• [Task to complete] How many lines of these records hold the string "Curve"? Reply with the number alone.

• [Records to use]

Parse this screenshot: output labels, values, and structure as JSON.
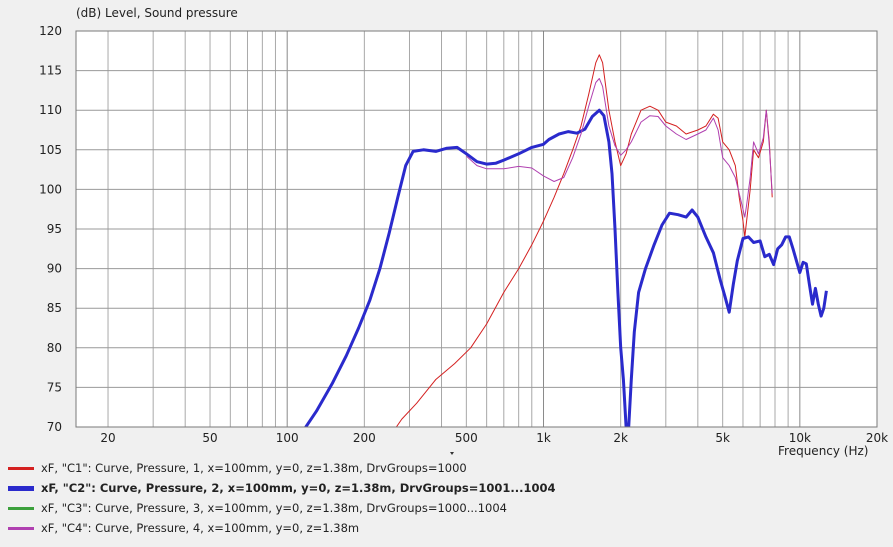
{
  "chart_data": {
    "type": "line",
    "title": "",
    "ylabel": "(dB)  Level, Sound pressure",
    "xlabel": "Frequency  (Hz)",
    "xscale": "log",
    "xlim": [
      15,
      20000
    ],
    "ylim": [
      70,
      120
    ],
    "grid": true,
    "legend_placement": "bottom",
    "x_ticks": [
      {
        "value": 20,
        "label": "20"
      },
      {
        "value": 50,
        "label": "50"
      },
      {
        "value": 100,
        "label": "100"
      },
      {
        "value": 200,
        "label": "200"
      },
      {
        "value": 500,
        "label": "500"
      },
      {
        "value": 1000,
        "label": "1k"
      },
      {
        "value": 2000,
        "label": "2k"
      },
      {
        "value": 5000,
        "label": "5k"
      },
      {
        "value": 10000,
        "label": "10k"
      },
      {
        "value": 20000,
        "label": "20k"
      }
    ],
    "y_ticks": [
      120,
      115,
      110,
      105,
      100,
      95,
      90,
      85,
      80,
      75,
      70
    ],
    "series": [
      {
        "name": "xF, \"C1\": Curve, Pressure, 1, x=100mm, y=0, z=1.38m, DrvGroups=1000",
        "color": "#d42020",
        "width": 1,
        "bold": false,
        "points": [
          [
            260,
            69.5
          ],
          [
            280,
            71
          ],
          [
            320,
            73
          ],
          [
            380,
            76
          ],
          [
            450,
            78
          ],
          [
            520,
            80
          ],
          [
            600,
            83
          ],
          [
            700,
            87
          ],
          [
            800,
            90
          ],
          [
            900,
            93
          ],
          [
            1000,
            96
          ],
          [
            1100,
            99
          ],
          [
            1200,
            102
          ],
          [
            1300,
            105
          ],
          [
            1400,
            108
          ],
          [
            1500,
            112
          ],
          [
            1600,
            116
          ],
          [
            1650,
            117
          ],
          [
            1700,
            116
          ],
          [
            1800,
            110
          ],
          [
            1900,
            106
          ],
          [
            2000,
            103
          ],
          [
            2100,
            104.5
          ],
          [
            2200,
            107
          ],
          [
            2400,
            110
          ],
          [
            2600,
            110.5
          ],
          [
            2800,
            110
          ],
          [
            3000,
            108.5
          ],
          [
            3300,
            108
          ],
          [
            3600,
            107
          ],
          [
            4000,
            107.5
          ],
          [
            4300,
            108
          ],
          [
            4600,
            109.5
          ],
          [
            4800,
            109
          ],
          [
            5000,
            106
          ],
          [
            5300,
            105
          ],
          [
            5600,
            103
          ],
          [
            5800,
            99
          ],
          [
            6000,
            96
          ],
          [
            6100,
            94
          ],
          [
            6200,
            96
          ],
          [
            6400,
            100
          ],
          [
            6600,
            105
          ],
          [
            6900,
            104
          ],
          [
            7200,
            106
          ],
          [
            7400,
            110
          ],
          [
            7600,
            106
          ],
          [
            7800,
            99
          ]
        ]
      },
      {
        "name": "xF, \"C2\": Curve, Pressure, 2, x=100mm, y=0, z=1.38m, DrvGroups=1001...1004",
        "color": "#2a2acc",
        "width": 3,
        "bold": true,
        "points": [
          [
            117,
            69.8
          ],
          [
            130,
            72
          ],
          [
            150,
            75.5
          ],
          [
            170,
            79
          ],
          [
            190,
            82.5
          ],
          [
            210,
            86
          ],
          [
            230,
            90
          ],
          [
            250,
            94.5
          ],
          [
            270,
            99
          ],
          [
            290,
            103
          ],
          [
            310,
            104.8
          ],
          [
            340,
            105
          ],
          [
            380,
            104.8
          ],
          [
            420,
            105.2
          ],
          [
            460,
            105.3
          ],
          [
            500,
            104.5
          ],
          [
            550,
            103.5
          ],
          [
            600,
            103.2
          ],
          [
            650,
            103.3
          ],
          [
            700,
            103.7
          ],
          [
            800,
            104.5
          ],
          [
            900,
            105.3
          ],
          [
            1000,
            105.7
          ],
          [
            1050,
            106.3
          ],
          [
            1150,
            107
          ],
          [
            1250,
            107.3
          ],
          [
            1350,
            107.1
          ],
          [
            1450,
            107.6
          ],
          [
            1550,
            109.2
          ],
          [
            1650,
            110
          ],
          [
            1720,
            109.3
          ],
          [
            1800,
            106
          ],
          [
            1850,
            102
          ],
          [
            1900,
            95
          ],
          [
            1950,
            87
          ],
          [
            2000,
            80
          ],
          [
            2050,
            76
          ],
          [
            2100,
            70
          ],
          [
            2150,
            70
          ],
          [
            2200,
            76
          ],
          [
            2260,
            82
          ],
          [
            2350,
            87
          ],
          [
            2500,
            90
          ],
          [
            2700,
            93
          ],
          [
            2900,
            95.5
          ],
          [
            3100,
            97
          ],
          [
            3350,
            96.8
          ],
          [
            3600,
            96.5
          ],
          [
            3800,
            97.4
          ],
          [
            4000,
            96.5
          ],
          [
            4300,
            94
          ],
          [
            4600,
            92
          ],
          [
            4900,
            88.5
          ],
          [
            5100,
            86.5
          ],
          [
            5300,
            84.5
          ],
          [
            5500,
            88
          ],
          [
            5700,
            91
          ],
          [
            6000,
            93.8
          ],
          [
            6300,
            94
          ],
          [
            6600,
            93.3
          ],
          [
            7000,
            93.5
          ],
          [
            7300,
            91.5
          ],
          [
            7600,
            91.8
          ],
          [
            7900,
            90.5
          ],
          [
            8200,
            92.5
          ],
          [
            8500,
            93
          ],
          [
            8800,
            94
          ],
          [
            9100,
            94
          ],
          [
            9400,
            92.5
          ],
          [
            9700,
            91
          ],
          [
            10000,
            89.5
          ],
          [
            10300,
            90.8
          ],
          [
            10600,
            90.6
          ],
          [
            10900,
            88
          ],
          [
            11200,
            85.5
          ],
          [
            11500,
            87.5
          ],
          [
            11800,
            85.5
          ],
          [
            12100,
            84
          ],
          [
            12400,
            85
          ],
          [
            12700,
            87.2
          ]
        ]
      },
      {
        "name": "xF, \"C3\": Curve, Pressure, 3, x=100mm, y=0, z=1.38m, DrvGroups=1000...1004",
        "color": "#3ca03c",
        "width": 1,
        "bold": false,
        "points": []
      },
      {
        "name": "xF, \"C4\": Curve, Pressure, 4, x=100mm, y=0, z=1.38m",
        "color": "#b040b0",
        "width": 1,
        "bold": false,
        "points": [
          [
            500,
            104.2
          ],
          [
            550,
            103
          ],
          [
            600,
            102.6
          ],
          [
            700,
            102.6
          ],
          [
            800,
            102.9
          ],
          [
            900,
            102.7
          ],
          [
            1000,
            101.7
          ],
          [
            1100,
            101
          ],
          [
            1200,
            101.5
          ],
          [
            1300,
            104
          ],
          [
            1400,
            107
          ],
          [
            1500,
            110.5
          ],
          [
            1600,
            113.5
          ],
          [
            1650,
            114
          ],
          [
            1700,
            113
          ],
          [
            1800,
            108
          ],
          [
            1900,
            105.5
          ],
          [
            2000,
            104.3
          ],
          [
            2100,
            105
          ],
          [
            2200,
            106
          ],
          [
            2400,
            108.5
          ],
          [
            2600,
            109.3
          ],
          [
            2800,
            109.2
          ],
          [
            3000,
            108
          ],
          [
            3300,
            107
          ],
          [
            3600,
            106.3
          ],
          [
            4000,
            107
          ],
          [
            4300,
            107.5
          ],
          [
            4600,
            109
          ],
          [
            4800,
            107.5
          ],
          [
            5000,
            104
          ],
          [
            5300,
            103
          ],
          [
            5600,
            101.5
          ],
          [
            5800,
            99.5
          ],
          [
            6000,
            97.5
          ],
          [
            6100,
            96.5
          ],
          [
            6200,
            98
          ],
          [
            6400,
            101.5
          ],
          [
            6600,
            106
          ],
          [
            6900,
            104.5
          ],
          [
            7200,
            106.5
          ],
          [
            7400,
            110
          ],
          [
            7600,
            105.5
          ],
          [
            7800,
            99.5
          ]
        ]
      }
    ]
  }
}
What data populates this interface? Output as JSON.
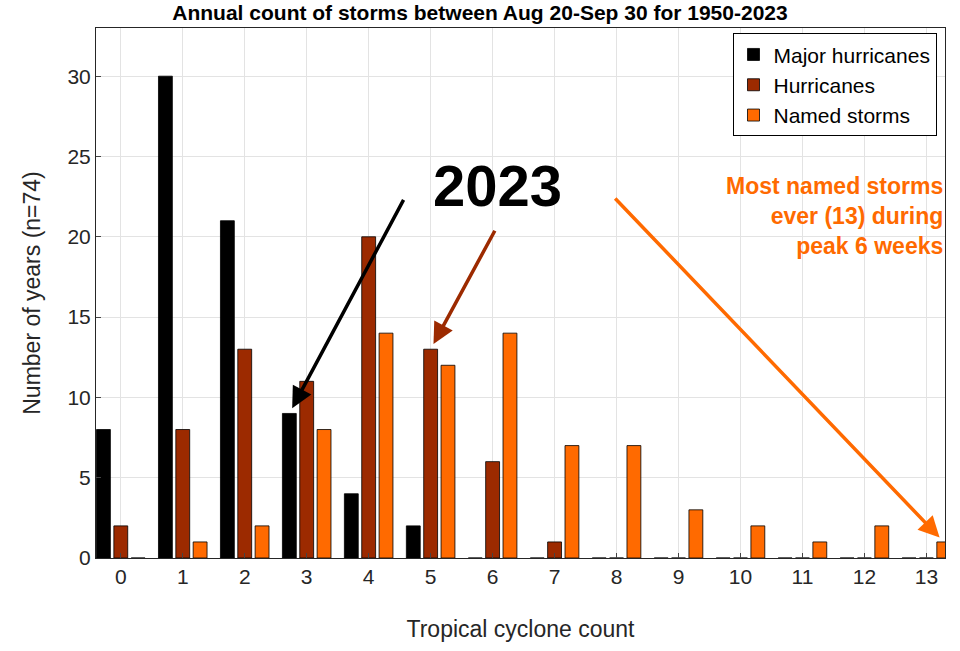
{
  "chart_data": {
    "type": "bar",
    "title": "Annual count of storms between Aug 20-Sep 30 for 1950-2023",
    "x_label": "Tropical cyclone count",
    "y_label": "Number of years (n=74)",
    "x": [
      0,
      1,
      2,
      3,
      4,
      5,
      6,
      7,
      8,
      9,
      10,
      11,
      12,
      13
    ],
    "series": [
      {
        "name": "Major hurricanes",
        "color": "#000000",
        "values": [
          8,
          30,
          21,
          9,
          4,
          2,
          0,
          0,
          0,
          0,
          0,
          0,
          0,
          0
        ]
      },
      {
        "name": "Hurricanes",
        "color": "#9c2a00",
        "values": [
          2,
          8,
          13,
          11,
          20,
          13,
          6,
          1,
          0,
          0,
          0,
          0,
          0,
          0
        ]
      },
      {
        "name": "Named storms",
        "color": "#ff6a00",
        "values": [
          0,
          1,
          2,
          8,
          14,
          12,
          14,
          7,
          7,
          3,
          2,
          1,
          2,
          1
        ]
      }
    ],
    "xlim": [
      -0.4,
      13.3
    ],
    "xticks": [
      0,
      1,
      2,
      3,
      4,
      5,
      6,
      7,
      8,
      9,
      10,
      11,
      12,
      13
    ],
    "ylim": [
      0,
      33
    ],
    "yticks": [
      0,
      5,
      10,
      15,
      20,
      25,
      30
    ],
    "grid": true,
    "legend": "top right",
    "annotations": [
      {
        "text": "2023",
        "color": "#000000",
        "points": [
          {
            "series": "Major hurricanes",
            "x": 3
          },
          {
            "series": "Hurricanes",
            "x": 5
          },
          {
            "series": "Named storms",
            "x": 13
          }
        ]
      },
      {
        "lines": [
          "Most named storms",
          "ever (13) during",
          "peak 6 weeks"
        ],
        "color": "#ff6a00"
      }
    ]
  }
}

• [Task output] 4